[Start]

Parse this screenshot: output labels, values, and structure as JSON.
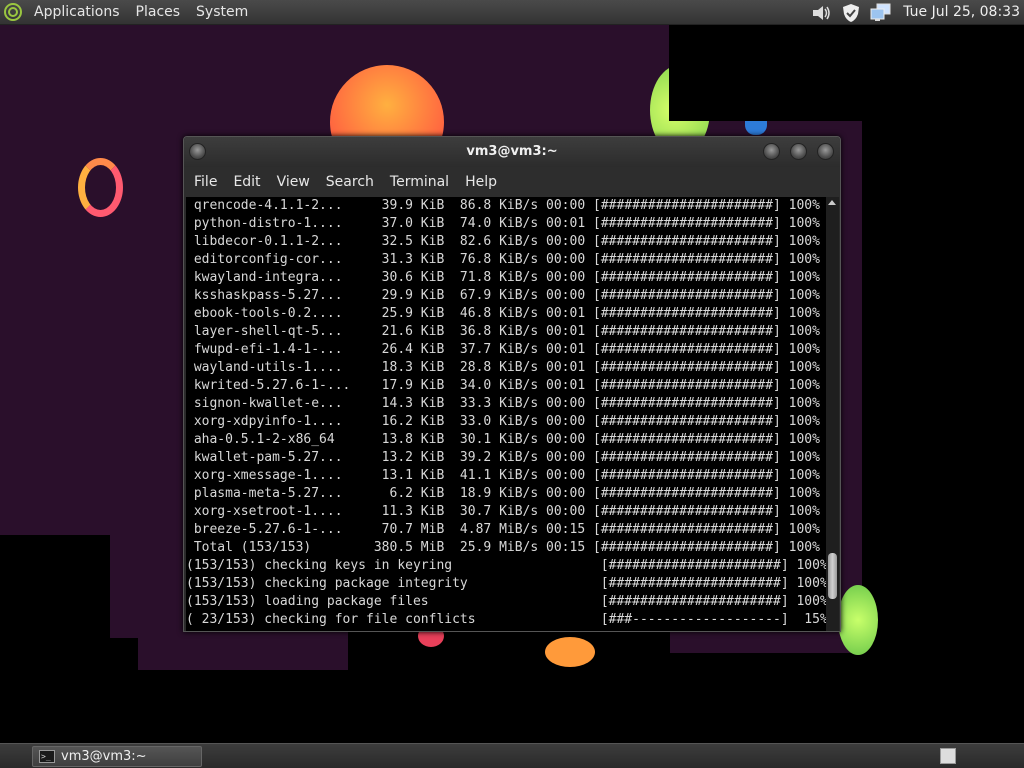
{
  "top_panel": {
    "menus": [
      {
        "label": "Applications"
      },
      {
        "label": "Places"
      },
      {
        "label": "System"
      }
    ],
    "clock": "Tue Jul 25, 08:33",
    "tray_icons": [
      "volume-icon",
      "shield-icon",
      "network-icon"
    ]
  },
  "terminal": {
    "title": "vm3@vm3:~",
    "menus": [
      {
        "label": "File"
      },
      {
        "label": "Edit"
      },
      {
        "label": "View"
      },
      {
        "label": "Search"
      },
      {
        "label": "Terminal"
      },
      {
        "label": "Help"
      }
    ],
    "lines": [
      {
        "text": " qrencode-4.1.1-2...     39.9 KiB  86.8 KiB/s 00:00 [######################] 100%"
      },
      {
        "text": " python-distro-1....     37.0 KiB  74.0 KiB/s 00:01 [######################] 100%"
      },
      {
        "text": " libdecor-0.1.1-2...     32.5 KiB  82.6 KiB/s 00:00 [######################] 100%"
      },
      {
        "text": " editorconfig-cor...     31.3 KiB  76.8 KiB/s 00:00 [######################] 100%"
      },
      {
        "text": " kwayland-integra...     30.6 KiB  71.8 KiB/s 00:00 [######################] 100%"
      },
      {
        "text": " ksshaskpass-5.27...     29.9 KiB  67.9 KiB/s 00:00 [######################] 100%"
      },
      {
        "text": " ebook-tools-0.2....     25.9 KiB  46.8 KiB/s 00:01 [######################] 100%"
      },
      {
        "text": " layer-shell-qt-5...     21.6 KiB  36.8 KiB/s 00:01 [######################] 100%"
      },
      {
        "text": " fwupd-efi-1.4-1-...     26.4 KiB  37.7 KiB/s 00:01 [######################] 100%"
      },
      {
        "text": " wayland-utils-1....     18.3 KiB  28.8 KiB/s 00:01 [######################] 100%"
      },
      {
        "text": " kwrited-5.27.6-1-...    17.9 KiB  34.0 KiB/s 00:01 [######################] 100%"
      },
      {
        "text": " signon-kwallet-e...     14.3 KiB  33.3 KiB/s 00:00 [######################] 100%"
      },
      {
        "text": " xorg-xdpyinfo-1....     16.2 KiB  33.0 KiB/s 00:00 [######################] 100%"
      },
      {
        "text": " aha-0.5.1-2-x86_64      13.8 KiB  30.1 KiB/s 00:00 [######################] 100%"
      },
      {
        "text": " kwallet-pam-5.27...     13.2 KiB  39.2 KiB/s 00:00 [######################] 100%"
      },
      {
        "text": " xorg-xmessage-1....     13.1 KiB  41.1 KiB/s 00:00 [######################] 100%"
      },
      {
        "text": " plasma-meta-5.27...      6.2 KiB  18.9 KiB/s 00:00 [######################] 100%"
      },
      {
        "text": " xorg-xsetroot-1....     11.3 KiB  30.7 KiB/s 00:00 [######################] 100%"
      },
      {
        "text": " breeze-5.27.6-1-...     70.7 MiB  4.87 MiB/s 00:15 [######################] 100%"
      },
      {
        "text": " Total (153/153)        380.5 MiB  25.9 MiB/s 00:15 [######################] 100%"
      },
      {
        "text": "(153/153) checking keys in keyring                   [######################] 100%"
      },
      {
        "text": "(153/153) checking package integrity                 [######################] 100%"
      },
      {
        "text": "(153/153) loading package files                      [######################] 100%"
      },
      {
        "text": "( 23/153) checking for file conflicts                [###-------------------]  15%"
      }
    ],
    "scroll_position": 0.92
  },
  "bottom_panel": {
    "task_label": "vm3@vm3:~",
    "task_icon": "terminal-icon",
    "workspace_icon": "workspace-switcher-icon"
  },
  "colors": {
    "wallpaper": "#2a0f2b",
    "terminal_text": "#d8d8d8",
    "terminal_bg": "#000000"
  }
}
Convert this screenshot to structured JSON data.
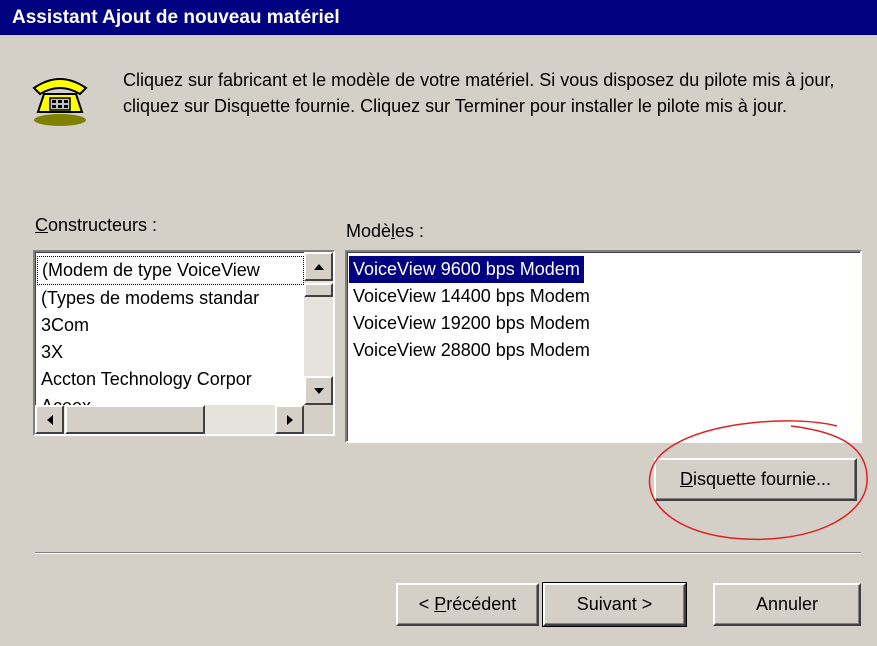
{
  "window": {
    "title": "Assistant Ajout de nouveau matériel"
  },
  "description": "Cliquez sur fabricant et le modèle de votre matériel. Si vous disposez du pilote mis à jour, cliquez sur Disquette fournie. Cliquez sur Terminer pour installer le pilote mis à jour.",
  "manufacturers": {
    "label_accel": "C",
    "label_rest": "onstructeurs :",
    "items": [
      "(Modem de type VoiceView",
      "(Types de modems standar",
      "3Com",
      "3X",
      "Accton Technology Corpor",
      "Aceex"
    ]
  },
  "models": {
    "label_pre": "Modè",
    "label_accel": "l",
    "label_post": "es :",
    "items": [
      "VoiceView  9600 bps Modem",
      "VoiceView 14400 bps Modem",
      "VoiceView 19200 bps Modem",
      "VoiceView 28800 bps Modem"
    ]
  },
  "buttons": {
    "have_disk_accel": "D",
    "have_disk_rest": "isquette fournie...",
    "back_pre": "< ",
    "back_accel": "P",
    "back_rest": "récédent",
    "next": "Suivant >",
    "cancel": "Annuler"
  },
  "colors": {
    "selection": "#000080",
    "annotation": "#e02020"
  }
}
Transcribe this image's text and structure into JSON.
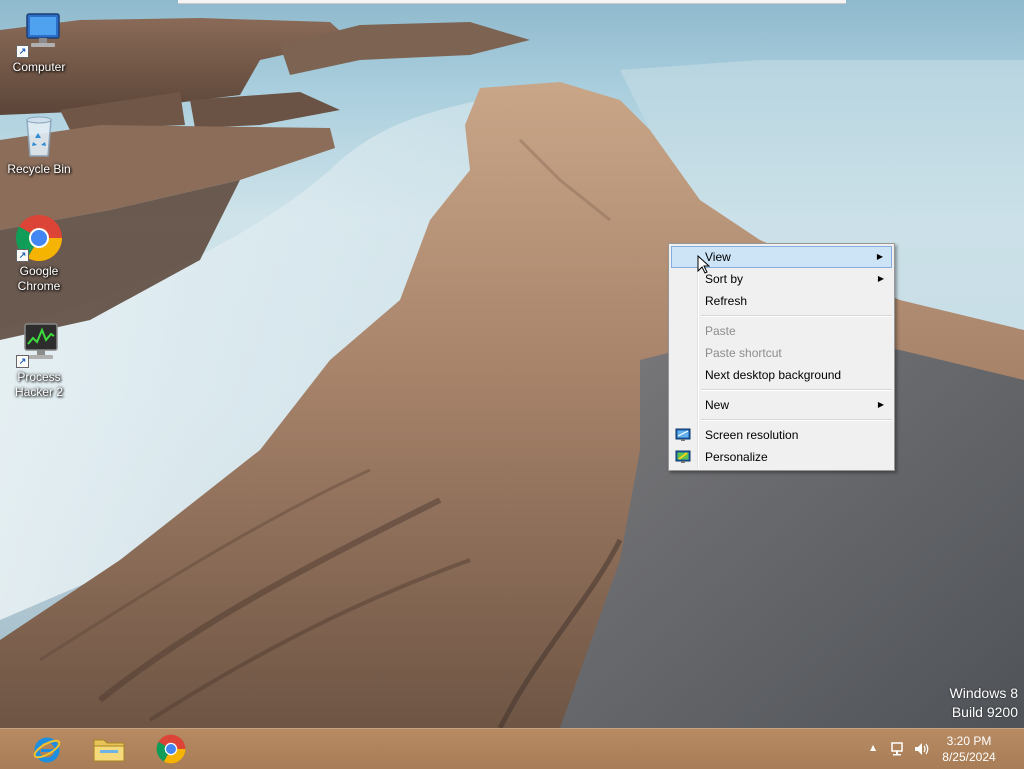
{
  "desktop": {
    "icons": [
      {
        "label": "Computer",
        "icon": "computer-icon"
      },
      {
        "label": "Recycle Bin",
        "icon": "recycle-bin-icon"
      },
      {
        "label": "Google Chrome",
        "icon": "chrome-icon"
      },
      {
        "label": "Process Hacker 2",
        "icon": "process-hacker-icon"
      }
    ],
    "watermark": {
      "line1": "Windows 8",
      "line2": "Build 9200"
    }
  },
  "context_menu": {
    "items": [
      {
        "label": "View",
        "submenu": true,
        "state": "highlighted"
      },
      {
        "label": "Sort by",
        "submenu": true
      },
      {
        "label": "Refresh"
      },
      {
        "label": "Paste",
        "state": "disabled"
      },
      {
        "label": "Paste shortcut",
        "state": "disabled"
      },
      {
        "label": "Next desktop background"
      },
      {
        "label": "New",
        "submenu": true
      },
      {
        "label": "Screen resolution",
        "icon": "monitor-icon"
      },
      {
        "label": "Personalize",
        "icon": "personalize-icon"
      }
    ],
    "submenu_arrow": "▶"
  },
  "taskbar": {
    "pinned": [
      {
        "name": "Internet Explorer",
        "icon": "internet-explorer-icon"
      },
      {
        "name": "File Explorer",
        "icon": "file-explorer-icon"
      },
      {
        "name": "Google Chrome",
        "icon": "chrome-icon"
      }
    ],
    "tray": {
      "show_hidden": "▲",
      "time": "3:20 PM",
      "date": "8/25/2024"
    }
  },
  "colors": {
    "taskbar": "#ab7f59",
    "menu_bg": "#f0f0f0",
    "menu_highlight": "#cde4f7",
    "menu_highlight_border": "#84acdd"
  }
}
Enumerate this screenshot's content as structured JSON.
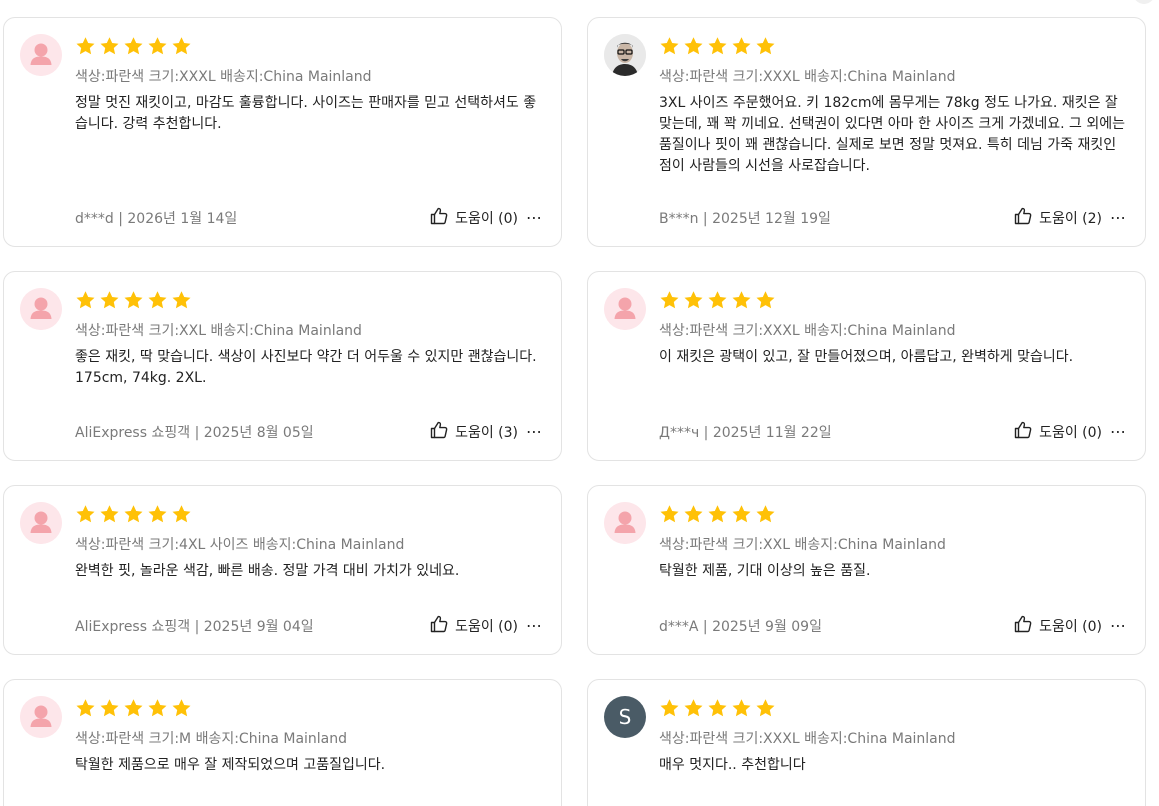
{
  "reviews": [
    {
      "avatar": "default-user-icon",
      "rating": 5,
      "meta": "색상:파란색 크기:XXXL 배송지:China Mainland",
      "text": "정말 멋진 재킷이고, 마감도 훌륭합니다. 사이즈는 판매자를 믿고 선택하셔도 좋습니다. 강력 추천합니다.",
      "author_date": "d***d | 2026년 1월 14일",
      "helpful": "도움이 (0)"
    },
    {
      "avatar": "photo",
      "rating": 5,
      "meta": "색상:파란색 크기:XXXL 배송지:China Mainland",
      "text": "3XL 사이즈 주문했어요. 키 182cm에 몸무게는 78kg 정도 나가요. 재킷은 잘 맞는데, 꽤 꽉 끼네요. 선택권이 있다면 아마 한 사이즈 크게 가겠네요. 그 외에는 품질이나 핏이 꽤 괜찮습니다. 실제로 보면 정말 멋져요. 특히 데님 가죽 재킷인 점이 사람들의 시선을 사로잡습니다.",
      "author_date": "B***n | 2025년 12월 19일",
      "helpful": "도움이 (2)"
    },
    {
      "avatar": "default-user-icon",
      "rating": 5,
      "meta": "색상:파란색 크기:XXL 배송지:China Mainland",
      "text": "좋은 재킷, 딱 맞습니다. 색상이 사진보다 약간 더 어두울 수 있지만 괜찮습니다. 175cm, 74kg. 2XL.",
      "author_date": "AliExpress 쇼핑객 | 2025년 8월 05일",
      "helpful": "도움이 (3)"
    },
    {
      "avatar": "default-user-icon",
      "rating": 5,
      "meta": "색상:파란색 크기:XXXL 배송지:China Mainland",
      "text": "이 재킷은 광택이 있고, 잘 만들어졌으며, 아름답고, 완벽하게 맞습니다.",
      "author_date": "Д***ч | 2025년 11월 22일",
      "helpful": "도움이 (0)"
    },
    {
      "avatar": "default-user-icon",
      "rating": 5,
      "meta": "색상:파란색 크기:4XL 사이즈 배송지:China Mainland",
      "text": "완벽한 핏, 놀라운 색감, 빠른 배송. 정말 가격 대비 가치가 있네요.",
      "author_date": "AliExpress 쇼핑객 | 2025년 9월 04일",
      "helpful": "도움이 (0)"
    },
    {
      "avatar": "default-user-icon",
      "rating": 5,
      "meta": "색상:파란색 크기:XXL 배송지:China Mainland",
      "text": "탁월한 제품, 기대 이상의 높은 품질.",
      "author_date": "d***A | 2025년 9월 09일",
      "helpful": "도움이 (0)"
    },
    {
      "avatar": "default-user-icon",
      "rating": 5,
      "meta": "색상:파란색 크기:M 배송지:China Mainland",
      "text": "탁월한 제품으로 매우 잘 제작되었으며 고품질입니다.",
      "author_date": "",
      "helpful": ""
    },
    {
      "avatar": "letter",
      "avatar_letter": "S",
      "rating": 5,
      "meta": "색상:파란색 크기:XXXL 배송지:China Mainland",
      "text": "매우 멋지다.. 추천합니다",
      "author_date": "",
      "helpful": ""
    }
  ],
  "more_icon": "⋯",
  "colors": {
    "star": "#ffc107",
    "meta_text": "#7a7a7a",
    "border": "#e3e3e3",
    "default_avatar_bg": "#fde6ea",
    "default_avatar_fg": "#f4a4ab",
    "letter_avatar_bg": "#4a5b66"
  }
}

[End]

**Stated exercise:**
Read through the entries and copy each line in which "fournie" appears.

**Answer to this task:**
  "description": "Cliquez sur fabricant et le modèle de votre matériel. Si vous disposez du pilote mis à jour, cliquez sur Disquette fournie. Cliquez sur Terminer pour installer le pilote mis à jour.",
    "have_disk_rest": "isquette fournie...",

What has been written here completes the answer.